* Start Input for this task *

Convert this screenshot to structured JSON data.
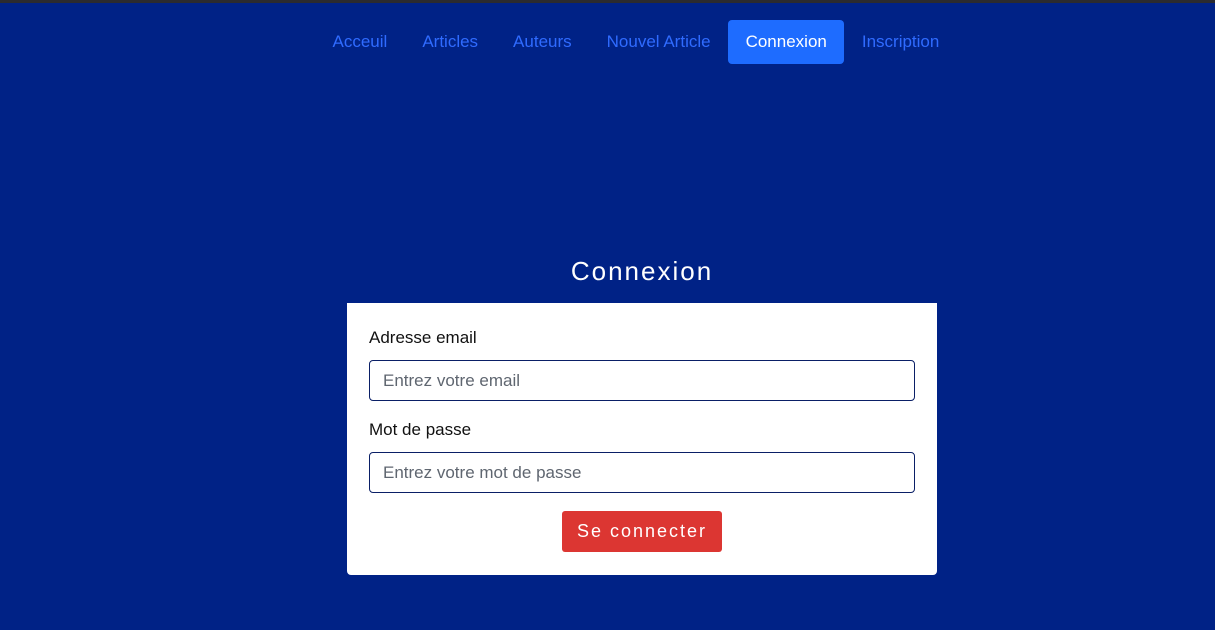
{
  "nav": {
    "items": [
      {
        "label": "Acceuil",
        "active": false
      },
      {
        "label": "Articles",
        "active": false
      },
      {
        "label": "Auteurs",
        "active": false
      },
      {
        "label": "Nouvel Article",
        "active": false
      },
      {
        "label": "Connexion",
        "active": true
      },
      {
        "label": "Inscription",
        "active": false
      }
    ]
  },
  "page": {
    "title": "Connexion"
  },
  "form": {
    "email": {
      "label": "Adresse email",
      "placeholder": "Entrez votre email",
      "value": ""
    },
    "password": {
      "label": "Mot de passe",
      "placeholder": "Entrez votre mot de passe",
      "value": ""
    },
    "submit_label": "Se connecter"
  },
  "colors": {
    "background": "#002286",
    "nav_link": "#2f6bff",
    "nav_active_bg": "#1e6cff",
    "submit_bg": "#dc3632",
    "card_bg": "#ffffff"
  }
}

* End Input for this task *

- **To be done**:
Pull every line containing "passe" out of the data above.

- **Solution to the exercise**:
      "label": "Mot de passe",
      "placeholder": "Entrez votre mot de passe",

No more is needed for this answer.